__WORK INSTRUCTIONS__
Each entry below should be reproduced character for character.

BEGIN DATA SHOWN

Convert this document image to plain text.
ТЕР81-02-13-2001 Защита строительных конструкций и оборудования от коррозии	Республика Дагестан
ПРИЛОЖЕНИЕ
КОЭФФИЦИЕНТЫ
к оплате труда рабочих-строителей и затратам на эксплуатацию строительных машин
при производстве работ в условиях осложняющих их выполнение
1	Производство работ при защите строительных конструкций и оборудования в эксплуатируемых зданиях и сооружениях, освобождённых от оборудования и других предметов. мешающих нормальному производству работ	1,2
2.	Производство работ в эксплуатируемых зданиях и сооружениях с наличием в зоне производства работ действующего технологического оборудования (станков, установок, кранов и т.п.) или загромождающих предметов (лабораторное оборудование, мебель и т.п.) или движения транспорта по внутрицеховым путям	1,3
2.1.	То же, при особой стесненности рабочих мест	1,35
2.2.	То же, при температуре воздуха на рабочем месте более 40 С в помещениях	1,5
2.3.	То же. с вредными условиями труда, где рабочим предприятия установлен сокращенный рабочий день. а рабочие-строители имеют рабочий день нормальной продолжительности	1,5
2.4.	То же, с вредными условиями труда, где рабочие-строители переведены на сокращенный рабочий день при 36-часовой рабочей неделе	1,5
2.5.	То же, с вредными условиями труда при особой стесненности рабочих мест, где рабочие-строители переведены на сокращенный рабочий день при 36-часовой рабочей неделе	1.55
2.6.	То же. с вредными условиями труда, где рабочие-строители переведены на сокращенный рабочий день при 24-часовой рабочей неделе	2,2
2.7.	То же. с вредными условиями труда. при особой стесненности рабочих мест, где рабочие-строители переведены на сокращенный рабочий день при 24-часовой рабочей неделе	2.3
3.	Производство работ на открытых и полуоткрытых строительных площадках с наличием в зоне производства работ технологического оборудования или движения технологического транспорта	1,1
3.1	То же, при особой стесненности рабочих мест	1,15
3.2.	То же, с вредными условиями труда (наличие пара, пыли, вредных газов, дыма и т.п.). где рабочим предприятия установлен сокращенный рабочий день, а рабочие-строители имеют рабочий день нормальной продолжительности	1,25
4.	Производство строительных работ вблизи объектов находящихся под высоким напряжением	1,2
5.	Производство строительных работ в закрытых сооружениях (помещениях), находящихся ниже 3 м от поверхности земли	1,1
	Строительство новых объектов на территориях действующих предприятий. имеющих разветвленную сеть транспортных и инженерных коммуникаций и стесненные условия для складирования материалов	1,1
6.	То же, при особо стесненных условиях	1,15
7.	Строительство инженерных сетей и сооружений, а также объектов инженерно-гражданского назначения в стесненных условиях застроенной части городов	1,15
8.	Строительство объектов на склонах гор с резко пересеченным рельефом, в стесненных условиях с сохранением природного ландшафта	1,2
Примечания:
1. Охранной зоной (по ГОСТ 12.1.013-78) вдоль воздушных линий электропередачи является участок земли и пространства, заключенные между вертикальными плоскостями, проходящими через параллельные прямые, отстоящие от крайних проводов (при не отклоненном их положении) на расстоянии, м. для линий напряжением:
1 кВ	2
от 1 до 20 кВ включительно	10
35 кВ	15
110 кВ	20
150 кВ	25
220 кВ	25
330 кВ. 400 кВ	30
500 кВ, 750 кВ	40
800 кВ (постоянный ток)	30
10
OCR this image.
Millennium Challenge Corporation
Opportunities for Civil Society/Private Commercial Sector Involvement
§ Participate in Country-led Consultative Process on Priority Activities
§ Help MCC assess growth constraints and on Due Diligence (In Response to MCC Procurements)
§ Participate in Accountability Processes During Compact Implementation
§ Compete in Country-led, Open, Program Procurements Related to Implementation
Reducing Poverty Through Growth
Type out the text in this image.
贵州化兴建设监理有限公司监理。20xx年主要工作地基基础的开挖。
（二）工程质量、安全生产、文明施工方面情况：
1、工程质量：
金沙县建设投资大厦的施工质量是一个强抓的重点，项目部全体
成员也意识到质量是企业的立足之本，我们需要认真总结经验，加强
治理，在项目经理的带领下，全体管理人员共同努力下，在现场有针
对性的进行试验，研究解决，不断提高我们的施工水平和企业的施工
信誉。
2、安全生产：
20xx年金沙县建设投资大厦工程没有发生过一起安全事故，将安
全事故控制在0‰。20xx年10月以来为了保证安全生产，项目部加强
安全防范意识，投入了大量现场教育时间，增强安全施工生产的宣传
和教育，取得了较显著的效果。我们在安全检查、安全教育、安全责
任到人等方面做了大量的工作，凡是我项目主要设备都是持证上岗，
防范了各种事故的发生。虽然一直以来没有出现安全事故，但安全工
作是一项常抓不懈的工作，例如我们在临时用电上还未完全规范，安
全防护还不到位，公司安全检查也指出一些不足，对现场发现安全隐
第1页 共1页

END DATA SHOWN

__RESULT FOR THIS TASK__
Convert this document image to plain text.
ТЕР81-02-13-2001 Защита строительных конструкций и оборудования от коррозии	Республика Дагестан
ПРИЛОЖЕНИЕ
КОЭФФИЦИЕНТЫ
к оплате труда рабочих-строителей и затратам на эксплуатацию строительных машин
при производстве работ в условиях осложняющих их выполнение
1	Производство работ при защите строительных конструкций и оборудования в эксплуатируемых зданиях и сооружениях, освобождённых от оборудования и других предметов. мешающих нормальному производству работ	1,2
2.	Производство работ в эксплуатируемых зданиях и сооружениях с наличием в зоне производства работ действующего технологического оборудования (станков, установок, кранов и т.п.) или загромождающих предметов (лабораторное оборудование, мебель и т.п.) или движения транспорта по внутрицеховым путям	1,3
2.1.	То же, при особой стесненности рабочих мест	1,35
2.2.	То же, при температуре воздуха на рабочем месте более 40 С в помещениях	1,5
2.3.	То же. с вредными условиями труда, где рабочим предприятия установлен сокращенный рабочий день. а рабочие-строители имеют рабочий день нормальной продолжительности	1,5
2.4.	То же, с вредными условиями труда, где рабочие-строители переведены на сокращенный рабочий день при 36-часовой рабочей неделе	1,5
2.5.	То же, с вредными условиями труда при особой стесненности рабочих мест, где рабочие-строители переведены на сокращенный рабочий день при 36-часовой рабочей неделе	1.55
2.6.	То же. с вредными условиями труда, где рабочие-строители переведены на сокращенный рабочий день при 24-часовой рабочей неделе	2,2
2.7.	То же. с вредными условиями труда. при особой стесненности рабочих мест, где рабочие-строители переведены на сокращенный рабочий день при 24-часовой рабочей неделе	2.3
3.	Производство работ на открытых и полуоткрытых строительных площадках с наличием в зоне производства работ технологического оборудования или движения технологического транспорта	1,1
3.1	То же, при особой стесненности рабочих мест	1,15
3.2.	То же, с вредными условиями труда (наличие пара, пыли, вредных газов, дыма и т.п.). где рабочим предприятия установлен сокращенный рабочий день, а рабочие-строители имеют рабочий день нормальной продолжительности	1,25
4.	Производство строительных работ вблизи объектов находящихся под высоким напряжением	1,2
5.	Производство строительных работ в закрытых сооружениях (помещениях), находящихся ниже 3 м от поверхности земли	1,1
	Строительство новых объектов на территориях действующих предприятий. имеющих разветвленную сеть транспортных и инженерных коммуникаций и стесненные условия для складирования материалов	1,1
6.	То же, при особо стесненных условиях	1,15
7.	Строительство инженерных сетей и сооружений, а также объектов инженерно-гражданского назначения в стесненных условиях застроенной части городов	1,15
8.	Строительство объектов на склонах гор с резко пересеченным рельефом, в стесненных условиях с сохранением природного ландшафта	1,2
Примечания:
1. Охранной зоной (по ГОСТ 12.1.013-78) вдоль воздушных линий электропередачи является участок земли и пространства, заключенные между вертикальными плоскостями, проходящими через параллельные прямые, отстоящие от крайних проводов (при не отклоненном их положении) на расстоянии, м. для линий напряжением:
1 кВ	2
от 1 до 20 кВ включительно	10
35 кВ	15
110 кВ	20
150 кВ	25
220 кВ	25
330 кВ. 400 кВ	30
500 кВ, 750 кВ	40
800 кВ (постоянный ток)	30
10
OCR this image.
Millennium Challenge Corporation
Opportunities for Civil Society/Private Commercial Sector Involvement
§ Participate in Country-led Consultative Process on Priority Activities
§ Help MCC assess growth constraints and on Due Diligence (In Response to MCC Procurements)
§ Participate in Accountability Processes During Compact Implementation
§ Compete in Country-led, Open, Program Procurements Related to Implementation
Reducing Poverty Through Growth
Type out the text in this image.
贵州化兴建设监理有限公司监理。20xx年主要工作地基基础的开挖。
（二）工程质量、安全生产、文明施工方面情况：
1、工程质量：
金沙县建设投资大厦的施工质量是一个强抓的重点，项目部全体
成员也意识到质量是企业的立足之本，我们需要认真总结经验，加强
治理，在项目经理的带领下，全体管理人员共同努力下，在现场有针
对性的进行试验，研究解决，不断提高我们的施工水平和企业的施工
信誉。
2、安全生产：
20xx年金沙县建设投资大厦工程没有发生过一起安全事故，将安
全事故控制在0‰。20xx年10月以来为了保证安全生产，项目部加强
安全防范意识，投入了大量现场教育时间，增强安全施工生产的宣传
和教育，取得了较显著的效果。我们在安全检查、安全教育、安全责
任到人等方面做了大量的工作，凡是我项目主要设备都是持证上岗，
防范了各种事故的发生。虽然一直以来没有出现安全事故，但安全工
作是一项常抓不懈的工作，例如我们在临时用电上还未完全规范，安
全防护还不到位，公司安全检查也指出一些不足，对现场发现安全隐
第1页 共1页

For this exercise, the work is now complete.